* _Exercise brief_
Read the listing below and copy out every line that holds "subtitle".

** Start of Data to use **

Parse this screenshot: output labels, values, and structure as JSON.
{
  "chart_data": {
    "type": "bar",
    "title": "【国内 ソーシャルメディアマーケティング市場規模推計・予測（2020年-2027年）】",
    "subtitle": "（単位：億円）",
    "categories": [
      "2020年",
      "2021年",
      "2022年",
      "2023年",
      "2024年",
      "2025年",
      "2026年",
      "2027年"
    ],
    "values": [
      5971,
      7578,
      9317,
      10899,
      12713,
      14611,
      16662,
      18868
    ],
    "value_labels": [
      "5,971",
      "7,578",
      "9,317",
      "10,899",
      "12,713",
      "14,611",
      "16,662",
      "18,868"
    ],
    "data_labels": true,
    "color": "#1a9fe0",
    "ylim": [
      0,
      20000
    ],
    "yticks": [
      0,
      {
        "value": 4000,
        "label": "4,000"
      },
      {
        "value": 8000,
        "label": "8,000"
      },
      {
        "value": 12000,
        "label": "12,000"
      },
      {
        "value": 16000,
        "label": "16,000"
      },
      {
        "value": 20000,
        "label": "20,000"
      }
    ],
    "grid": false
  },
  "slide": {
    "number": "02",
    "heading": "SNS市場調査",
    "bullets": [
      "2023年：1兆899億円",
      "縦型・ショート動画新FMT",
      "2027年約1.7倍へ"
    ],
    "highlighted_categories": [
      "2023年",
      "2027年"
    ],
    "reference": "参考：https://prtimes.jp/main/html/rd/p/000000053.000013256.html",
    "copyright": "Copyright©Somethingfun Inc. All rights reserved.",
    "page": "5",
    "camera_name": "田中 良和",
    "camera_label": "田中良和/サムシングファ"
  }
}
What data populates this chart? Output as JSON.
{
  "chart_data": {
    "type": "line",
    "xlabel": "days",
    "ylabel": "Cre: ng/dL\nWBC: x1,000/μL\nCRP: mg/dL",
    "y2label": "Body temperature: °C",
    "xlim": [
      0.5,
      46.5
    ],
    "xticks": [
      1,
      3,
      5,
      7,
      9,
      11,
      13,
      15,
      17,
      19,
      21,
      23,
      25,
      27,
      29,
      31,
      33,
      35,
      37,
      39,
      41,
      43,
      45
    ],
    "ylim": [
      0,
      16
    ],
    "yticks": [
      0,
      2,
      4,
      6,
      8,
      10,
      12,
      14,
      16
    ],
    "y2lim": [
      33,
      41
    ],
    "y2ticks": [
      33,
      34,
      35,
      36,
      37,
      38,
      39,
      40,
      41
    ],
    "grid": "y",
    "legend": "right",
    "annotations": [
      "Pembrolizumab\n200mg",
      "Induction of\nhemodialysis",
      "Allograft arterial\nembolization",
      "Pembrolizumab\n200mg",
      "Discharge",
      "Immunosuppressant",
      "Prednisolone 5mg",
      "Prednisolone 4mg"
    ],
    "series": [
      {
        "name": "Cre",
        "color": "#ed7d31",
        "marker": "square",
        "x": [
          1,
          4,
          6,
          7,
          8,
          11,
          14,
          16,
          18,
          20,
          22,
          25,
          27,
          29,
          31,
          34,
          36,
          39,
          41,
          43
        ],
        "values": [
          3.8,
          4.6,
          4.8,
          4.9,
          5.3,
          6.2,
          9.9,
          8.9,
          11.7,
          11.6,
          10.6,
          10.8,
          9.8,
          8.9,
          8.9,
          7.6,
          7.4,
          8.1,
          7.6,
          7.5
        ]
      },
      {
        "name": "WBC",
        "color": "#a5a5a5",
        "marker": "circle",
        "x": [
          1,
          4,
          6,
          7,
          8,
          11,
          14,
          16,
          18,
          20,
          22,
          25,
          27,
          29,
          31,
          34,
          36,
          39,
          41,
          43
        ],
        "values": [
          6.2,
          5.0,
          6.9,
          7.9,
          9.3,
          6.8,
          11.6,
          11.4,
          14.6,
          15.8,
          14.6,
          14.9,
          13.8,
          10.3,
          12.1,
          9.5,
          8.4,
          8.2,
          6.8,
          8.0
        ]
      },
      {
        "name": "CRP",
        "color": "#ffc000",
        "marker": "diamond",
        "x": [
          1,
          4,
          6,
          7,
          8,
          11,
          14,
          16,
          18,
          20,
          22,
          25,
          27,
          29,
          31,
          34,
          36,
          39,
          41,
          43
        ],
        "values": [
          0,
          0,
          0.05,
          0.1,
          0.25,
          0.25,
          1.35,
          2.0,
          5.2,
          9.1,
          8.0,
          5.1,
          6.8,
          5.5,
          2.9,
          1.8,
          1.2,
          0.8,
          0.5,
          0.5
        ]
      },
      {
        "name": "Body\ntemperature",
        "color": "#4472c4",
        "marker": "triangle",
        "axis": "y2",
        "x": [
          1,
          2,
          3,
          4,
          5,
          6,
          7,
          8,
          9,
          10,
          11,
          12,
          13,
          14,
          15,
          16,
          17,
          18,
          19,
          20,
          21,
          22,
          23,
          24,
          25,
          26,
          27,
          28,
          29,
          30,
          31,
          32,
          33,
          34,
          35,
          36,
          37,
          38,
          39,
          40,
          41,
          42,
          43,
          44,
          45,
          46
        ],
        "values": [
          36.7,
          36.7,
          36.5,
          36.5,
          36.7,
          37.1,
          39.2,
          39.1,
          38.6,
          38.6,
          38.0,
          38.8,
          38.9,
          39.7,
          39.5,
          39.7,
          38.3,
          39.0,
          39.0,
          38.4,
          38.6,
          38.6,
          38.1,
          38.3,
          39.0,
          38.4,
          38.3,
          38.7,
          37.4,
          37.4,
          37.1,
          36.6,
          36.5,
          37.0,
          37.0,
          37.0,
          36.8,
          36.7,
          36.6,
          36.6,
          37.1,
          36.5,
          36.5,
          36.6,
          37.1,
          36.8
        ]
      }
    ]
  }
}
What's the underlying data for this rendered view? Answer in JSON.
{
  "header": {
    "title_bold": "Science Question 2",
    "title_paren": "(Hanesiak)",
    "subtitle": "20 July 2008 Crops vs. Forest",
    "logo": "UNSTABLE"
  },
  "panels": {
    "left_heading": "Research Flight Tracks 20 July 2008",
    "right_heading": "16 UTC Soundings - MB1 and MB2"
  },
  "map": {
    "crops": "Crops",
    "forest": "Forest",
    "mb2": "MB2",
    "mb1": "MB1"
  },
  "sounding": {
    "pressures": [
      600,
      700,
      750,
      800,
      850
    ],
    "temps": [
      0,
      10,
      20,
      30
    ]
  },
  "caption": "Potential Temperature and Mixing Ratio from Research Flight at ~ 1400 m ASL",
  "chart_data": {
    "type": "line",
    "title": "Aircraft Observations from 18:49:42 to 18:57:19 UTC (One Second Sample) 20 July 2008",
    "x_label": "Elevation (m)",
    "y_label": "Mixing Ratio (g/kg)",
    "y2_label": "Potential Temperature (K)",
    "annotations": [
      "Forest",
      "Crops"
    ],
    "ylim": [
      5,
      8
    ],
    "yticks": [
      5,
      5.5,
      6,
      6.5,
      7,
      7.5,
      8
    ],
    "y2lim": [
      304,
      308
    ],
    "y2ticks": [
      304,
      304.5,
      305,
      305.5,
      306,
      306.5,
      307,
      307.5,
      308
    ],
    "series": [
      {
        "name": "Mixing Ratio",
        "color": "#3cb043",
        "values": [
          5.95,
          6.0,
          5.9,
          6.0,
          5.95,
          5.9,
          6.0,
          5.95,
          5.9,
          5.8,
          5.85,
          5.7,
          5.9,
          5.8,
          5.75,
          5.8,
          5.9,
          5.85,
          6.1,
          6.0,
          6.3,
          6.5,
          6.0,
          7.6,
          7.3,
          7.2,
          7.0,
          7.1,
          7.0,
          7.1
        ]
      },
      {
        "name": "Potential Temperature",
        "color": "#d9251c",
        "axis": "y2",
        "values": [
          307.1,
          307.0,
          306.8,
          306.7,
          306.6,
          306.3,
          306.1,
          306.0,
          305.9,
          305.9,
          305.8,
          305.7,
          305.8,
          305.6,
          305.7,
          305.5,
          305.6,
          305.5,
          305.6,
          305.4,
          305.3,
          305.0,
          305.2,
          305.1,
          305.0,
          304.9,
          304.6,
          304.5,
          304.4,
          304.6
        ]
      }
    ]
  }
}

** End of Data to use **

* _Written answer_
    "subtitle": "（単位：億円）",
    "subtitle": "20 July 2008 Crops vs. Forest",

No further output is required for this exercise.